- **PROBLEM REQUIREMENTS**:
Repeat the material exactly, leaving nothing out.
— Begin DATA SECTION —
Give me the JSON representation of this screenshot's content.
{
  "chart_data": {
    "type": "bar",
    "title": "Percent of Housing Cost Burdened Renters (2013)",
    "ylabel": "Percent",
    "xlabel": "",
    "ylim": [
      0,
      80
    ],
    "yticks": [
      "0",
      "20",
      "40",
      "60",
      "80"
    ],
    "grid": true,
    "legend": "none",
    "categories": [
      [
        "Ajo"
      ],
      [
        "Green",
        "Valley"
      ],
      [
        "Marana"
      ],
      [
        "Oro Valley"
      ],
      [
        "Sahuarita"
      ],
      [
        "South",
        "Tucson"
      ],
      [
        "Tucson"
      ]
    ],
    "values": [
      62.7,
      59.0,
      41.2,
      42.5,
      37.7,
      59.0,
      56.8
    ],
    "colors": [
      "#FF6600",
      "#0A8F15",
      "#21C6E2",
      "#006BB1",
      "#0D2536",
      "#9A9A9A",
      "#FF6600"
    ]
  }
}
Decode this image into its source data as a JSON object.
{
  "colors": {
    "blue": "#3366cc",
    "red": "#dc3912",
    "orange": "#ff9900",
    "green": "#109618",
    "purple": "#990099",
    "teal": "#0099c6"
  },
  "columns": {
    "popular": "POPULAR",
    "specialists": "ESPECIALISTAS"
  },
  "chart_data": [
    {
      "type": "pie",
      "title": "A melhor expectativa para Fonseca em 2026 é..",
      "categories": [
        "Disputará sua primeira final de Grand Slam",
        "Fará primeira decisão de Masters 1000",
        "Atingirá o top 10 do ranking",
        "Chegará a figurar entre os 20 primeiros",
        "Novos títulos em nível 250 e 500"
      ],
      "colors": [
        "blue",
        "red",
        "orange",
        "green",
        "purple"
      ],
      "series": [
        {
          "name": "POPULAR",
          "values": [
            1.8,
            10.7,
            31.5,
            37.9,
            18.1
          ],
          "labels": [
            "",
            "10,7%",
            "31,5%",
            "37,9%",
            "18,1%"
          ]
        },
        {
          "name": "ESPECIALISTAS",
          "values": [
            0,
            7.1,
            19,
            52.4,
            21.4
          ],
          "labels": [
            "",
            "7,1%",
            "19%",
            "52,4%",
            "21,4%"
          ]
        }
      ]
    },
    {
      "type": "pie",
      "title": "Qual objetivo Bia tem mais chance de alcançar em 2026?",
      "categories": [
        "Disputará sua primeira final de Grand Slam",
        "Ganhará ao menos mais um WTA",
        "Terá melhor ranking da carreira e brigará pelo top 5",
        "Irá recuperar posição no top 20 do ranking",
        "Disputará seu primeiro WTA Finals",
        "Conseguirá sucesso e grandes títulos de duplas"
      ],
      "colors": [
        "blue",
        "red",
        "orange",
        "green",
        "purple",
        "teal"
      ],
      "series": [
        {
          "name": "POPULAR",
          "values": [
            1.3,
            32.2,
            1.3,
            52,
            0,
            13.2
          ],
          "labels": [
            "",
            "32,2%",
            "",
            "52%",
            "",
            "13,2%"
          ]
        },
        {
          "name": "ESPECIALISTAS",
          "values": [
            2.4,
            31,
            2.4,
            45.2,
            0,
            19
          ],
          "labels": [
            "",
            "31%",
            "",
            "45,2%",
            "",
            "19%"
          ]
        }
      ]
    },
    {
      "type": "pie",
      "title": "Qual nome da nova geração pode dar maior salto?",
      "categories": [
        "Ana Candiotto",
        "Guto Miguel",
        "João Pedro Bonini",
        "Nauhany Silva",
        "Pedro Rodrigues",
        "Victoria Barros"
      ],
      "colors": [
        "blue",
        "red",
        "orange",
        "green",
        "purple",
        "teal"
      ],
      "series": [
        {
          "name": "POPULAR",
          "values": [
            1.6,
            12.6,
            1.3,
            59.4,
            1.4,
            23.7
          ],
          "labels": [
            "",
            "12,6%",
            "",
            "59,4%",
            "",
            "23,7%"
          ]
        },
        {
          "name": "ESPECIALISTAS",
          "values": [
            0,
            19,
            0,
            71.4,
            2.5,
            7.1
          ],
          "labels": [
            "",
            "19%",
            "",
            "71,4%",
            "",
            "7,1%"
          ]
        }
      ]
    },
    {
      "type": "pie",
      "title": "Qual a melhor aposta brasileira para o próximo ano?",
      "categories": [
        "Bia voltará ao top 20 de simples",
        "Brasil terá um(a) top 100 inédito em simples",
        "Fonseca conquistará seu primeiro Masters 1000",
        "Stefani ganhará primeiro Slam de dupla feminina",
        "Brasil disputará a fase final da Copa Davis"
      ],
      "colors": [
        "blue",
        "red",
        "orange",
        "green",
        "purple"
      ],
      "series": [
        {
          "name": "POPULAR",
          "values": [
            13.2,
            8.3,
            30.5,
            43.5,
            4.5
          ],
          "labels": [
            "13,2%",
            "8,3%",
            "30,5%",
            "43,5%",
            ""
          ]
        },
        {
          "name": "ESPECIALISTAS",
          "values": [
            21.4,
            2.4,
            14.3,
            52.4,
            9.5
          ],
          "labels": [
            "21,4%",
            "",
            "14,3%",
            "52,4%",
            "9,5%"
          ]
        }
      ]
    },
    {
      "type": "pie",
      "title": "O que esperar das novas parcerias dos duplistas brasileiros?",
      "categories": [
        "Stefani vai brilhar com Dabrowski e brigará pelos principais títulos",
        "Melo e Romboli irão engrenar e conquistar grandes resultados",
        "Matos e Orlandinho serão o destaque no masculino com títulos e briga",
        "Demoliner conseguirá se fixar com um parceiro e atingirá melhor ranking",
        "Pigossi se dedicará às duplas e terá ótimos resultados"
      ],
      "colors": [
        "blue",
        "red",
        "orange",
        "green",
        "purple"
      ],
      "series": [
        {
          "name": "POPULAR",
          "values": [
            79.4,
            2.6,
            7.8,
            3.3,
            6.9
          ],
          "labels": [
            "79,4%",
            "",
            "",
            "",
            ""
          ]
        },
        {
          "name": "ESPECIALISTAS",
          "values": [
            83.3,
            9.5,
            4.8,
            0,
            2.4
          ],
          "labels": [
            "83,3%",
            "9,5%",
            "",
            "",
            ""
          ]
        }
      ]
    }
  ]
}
— End DATA SECTION —
- **THE RESPONSE**:
Give me the JSON representation of this screenshot's content.
{
  "chart_data": {
    "type": "bar",
    "title": "Percent of Housing Cost Burdened Renters (2013)",
    "ylabel": "Percent",
    "xlabel": "",
    "ylim": [
      0,
      80
    ],
    "yticks": [
      "0",
      "20",
      "40",
      "60",
      "80"
    ],
    "grid": true,
    "legend": "none",
    "categories": [
      [
        "Ajo"
      ],
      [
        "Green",
        "Valley"
      ],
      [
        "Marana"
      ],
      [
        "Oro Valley"
      ],
      [
        "Sahuarita"
      ],
      [
        "South",
        "Tucson"
      ],
      [
        "Tucson"
      ]
    ],
    "values": [
      62.7,
      59.0,
      41.2,
      42.5,
      37.7,
      59.0,
      56.8
    ],
    "colors": [
      "#FF6600",
      "#0A8F15",
      "#21C6E2",
      "#006BB1",
      "#0D2536",
      "#9A9A9A",
      "#FF6600"
    ]
  }
}
Decode this image into its source data as a JSON object.
{
  "colors": {
    "blue": "#3366cc",
    "red": "#dc3912",
    "orange": "#ff9900",
    "green": "#109618",
    "purple": "#990099",
    "teal": "#0099c6"
  },
  "columns": {
    "popular": "POPULAR",
    "specialists": "ESPECIALISTAS"
  },
  "chart_data": [
    {
      "type": "pie",
      "title": "A melhor expectativa para Fonseca em 2026 é..",
      "categories": [
        "Disputará sua primeira final de Grand Slam",
        "Fará primeira decisão de Masters 1000",
        "Atingirá o top 10 do ranking",
        "Chegará a figurar entre os 20 primeiros",
        "Novos títulos em nível 250 e 500"
      ],
      "colors": [
        "blue",
        "red",
        "orange",
        "green",
        "purple"
      ],
      "series": [
        {
          "name": "POPULAR",
          "values": [
            1.8,
            10.7,
            31.5,
            37.9,
            18.1
          ],
          "labels": [
            "",
            "10,7%",
            "31,5%",
            "37,9%",
            "18,1%"
          ]
        },
        {
          "name": "ESPECIALISTAS",
          "values": [
            0,
            7.1,
            19,
            52.4,
            21.4
          ],
          "labels": [
            "",
            "7,1%",
            "19%",
            "52,4%",
            "21,4%"
          ]
        }
      ]
    },
    {
      "type": "pie",
      "title": "Qual objetivo Bia tem mais chance de alcançar em 2026?",
      "categories": [
        "Disputará sua primeira final de Grand Slam",
        "Ganhará ao menos mais um WTA",
        "Terá melhor ranking da carreira e brigará pelo top 5",
        "Irá recuperar posição no top 20 do ranking",
        "Disputará seu primeiro WTA Finals",
        "Conseguirá sucesso e grandes títulos de duplas"
      ],
      "colors": [
        "blue",
        "red",
        "orange",
        "green",
        "purple",
        "teal"
      ],
      "series": [
        {
          "name": "POPULAR",
          "values": [
            1.3,
            32.2,
            1.3,
            52,
            0,
            13.2
          ],
          "labels": [
            "",
            "32,2%",
            "",
            "52%",
            "",
            "13,2%"
          ]
        },
        {
          "name": "ESPECIALISTAS",
          "values": [
            2.4,
            31,
            2.4,
            45.2,
            0,
            19
          ],
          "labels": [
            "",
            "31%",
            "",
            "45,2%",
            "",
            "19%"
          ]
        }
      ]
    },
    {
      "type": "pie",
      "title": "Qual nome da nova geração pode dar maior salto?",
      "categories": [
        "Ana Candiotto",
        "Guto Miguel",
        "João Pedro Bonini",
        "Nauhany Silva",
        "Pedro Rodrigues",
        "Victoria Barros"
      ],
      "colors": [
        "blue",
        "red",
        "orange",
        "green",
        "purple",
        "teal"
      ],
      "series": [
        {
          "name": "POPULAR",
          "values": [
            1.6,
            12.6,
            1.3,
            59.4,
            1.4,
            23.7
          ],
          "labels": [
            "",
            "12,6%",
            "",
            "59,4%",
            "",
            "23,7%"
          ]
        },
        {
          "name": "ESPECIALISTAS",
          "values": [
            0,
            19,
            0,
            71.4,
            2.5,
            7.1
          ],
          "labels": [
            "",
            "19%",
            "",
            "71,4%",
            "",
            "7,1%"
          ]
        }
      ]
    },
    {
      "type": "pie",
      "title": "Qual a melhor aposta brasileira para o próximo ano?",
      "categories": [
        "Bia voltará ao top 20 de simples",
        "Brasil terá um(a) top 100 inédito em simples",
        "Fonseca conquistará seu primeiro Masters 1000",
        "Stefani ganhará primeiro Slam de dupla feminina",
        "Brasil disputará a fase final da Copa Davis"
      ],
      "colors": [
        "blue",
        "red",
        "orange",
        "green",
        "purple"
      ],
      "series": [
        {
          "name": "POPULAR",
          "values": [
            13.2,
            8.3,
            30.5,
            43.5,
            4.5
          ],
          "labels": [
            "13,2%",
            "8,3%",
            "30,5%",
            "43,5%",
            ""
          ]
        },
        {
          "name": "ESPECIALISTAS",
          "values": [
            21.4,
            2.4,
            14.3,
            52.4,
            9.5
          ],
          "labels": [
            "21,4%",
            "",
            "14,3%",
            "52,4%",
            "9,5%"
          ]
        }
      ]
    },
    {
      "type": "pie",
      "title": "O que esperar das novas parcerias dos duplistas brasileiros?",
      "categories": [
        "Stefani vai brilhar com Dabrowski e brigará pelos principais títulos",
        "Melo e Romboli irão engrenar e conquistar grandes resultados",
        "Matos e Orlandinho serão o destaque no masculino com títulos e briga",
        "Demoliner conseguirá se fixar com um parceiro e atingirá melhor ranking",
        "Pigossi se dedicará às duplas e terá ótimos resultados"
      ],
      "colors": [
        "blue",
        "red",
        "orange",
        "green",
        "purple"
      ],
      "series": [
        {
          "name": "POPULAR",
          "values": [
            79.4,
            2.6,
            7.8,
            3.3,
            6.9
          ],
          "labels": [
            "79,4%",
            "",
            "",
            "",
            ""
          ]
        },
        {
          "name": "ESPECIALISTAS",
          "values": [
            83.3,
            9.5,
            4.8,
            0,
            2.4
          ],
          "labels": [
            "83,3%",
            "9,5%",
            "",
            "",
            ""
          ]
        }
      ]
    }
  ]
}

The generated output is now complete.